◆ What is expected ◆
Write out the entries again exactly as they are given.

◆ Information provided ◆
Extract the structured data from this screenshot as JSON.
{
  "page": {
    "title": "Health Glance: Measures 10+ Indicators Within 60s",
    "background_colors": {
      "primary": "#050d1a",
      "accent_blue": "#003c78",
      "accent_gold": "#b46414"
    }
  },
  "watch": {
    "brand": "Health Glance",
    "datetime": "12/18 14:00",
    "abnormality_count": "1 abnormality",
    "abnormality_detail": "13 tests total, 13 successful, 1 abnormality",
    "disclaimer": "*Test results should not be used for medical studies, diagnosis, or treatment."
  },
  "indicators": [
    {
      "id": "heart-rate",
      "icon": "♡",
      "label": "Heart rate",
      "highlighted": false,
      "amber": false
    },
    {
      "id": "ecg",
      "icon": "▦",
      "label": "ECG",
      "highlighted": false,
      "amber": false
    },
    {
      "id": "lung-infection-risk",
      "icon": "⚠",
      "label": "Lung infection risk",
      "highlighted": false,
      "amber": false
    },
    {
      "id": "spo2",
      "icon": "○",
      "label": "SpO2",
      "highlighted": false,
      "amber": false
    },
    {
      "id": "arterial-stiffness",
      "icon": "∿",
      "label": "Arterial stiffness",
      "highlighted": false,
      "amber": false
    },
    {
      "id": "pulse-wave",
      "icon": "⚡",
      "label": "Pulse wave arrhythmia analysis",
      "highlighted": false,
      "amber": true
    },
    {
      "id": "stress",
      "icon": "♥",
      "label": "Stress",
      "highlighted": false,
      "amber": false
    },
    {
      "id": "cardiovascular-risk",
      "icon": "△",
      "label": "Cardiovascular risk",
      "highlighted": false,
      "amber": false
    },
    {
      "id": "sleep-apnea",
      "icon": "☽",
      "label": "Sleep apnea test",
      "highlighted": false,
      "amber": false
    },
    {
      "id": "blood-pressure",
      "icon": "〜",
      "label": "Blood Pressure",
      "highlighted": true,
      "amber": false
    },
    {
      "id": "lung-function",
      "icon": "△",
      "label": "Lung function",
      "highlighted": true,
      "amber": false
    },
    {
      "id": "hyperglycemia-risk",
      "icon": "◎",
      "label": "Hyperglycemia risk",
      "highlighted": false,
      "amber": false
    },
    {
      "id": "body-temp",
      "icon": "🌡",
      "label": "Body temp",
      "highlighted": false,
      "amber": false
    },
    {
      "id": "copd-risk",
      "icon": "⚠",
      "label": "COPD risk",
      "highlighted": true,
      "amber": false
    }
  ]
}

◆ Expected output ◆
Extract the structured data from this screenshot as JSON.
{
  "page": {
    "title": "Health Glance: Measures 10+ Indicators Within 60s",
    "background_colors": {
      "primary": "#050d1a",
      "accent_blue": "#003c78",
      "accent_gold": "#b46414"
    }
  },
  "watch": {
    "brand": "Health Glance",
    "datetime": "12/18 14:00",
    "abnormality_count": "1 abnormality",
    "abnormality_detail": "13 tests total, 13 successful, 1 abnormality",
    "disclaimer": "*Test results should not be used for medical studies, diagnosis, or treatment."
  },
  "indicators": [
    {
      "id": "heart-rate",
      "icon": "♡",
      "label": "Heart rate",
      "highlighted": false,
      "amber": false
    },
    {
      "id": "ecg",
      "icon": "▦",
      "label": "ECG",
      "highlighted": false,
      "amber": false
    },
    {
      "id": "lung-infection-risk",
      "icon": "⚠",
      "label": "Lung infection risk",
      "highlighted": false,
      "amber": false
    },
    {
      "id": "spo2",
      "icon": "○",
      "label": "SpO2",
      "highlighted": false,
      "amber": false
    },
    {
      "id": "arterial-stiffness",
      "icon": "∿",
      "label": "Arterial stiffness",
      "highlighted": false,
      "amber": false
    },
    {
      "id": "pulse-wave",
      "icon": "⚡",
      "label": "Pulse wave arrhythmia analysis",
      "highlighted": false,
      "amber": true
    },
    {
      "id": "stress",
      "icon": "♥",
      "label": "Stress",
      "highlighted": false,
      "amber": false
    },
    {
      "id": "cardiovascular-risk",
      "icon": "△",
      "label": "Cardiovascular risk",
      "highlighted": false,
      "amber": false
    },
    {
      "id": "sleep-apnea",
      "icon": "☽",
      "label": "Sleep apnea test",
      "highlighted": false,
      "amber": false
    },
    {
      "id": "blood-pressure",
      "icon": "〜",
      "label": "Blood Pressure",
      "highlighted": true,
      "amber": false
    },
    {
      "id": "lung-function",
      "icon": "△",
      "label": "Lung function",
      "highlighted": true,
      "amber": false
    },
    {
      "id": "hyperglycemia-risk",
      "icon": "◎",
      "label": "Hyperglycemia risk",
      "highlighted": false,
      "amber": false
    },
    {
      "id": "body-temp",
      "icon": "🌡",
      "label": "Body temp",
      "highlighted": false,
      "amber": false
    },
    {
      "id": "copd-risk",
      "icon": "⚠",
      "label": "COPD risk",
      "highlighted": true,
      "amber": false
    }
  ]
}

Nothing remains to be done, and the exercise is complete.